*** Input
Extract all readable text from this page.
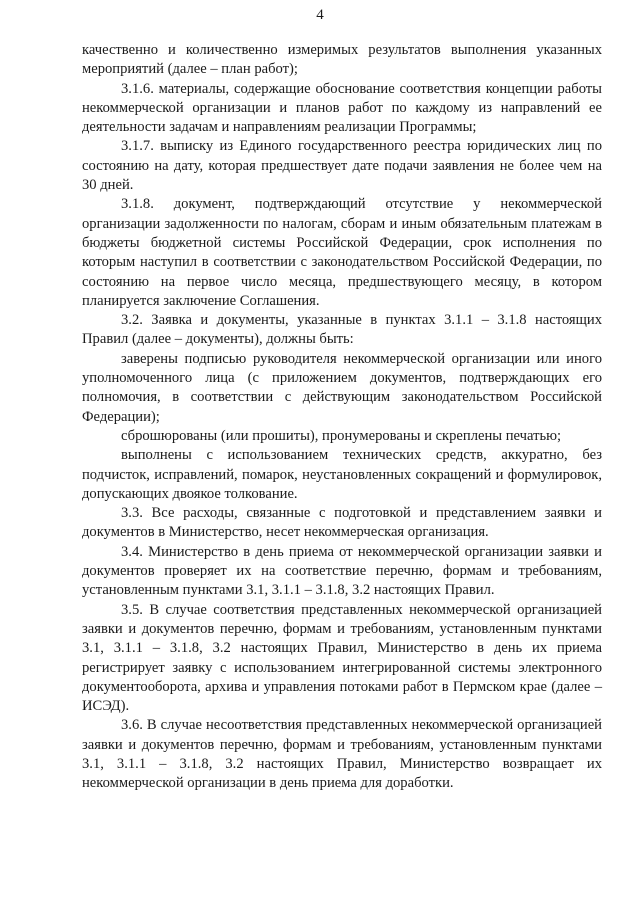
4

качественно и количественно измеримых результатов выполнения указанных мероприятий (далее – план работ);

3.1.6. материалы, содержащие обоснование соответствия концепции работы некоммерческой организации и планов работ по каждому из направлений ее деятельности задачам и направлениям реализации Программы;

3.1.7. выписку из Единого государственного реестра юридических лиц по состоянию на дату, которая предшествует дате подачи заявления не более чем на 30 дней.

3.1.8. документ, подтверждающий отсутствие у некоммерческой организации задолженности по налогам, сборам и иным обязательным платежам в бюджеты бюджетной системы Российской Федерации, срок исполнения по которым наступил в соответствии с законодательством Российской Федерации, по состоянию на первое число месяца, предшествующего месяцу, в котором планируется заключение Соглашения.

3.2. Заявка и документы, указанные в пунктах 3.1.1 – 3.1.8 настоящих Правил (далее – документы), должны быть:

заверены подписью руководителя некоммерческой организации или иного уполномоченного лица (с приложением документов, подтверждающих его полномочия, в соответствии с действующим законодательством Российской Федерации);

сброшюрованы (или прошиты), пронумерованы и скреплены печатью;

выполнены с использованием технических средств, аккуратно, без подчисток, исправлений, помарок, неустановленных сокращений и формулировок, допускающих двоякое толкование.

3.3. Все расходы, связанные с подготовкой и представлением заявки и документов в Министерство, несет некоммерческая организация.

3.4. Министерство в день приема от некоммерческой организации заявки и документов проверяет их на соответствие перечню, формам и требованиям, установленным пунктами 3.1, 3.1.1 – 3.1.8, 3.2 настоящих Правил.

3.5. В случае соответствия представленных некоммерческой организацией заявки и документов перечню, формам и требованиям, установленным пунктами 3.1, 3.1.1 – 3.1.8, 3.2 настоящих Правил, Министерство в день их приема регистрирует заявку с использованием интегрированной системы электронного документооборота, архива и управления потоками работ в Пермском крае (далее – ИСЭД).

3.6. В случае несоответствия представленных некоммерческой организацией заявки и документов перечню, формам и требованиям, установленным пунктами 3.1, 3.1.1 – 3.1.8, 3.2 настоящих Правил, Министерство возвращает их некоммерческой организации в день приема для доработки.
******
*** Input
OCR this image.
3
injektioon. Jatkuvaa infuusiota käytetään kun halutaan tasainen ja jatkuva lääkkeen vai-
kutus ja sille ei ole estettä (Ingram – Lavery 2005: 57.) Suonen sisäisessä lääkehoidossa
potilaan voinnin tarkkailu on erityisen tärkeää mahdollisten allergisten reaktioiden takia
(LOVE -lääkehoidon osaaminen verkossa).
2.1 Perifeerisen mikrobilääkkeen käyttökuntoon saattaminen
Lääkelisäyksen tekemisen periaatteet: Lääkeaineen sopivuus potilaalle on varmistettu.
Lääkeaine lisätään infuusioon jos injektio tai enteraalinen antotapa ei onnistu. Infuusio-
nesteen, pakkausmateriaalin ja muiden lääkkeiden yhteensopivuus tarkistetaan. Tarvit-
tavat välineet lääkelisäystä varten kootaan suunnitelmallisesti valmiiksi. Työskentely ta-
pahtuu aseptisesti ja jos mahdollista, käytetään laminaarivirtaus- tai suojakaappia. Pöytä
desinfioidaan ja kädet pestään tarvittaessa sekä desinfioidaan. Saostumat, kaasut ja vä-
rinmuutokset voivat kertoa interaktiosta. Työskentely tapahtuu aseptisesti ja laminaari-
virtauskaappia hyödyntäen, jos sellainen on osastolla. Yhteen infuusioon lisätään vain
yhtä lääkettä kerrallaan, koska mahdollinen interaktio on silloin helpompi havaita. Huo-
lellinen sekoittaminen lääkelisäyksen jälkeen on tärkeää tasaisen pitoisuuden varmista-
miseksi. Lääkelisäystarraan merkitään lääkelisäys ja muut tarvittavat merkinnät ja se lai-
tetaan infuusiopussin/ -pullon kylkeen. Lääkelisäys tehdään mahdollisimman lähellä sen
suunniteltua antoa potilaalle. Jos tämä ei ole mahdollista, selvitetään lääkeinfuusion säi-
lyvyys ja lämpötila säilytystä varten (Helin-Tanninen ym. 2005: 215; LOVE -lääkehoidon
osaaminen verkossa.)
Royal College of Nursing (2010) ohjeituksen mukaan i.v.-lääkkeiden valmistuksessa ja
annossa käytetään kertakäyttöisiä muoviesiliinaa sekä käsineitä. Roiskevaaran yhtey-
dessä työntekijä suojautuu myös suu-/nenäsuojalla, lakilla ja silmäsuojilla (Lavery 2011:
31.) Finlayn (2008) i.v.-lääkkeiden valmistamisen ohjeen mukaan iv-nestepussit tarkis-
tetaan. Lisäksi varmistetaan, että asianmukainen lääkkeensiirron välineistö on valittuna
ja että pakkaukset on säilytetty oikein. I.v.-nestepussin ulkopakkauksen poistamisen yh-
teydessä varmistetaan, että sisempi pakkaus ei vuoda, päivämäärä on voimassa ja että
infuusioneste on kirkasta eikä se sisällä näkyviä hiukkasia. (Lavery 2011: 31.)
******
■ **What to work on**
In the records above, find the lines containing "LOVE" and copy them.

■ **Task output**
(LOVE -lääkehoidon osaaminen verkossa).
lyvyys ja lämpötila säilytystä varten (Helin-Tanninen ym. 2005: 215; LOVE -lääkehoidon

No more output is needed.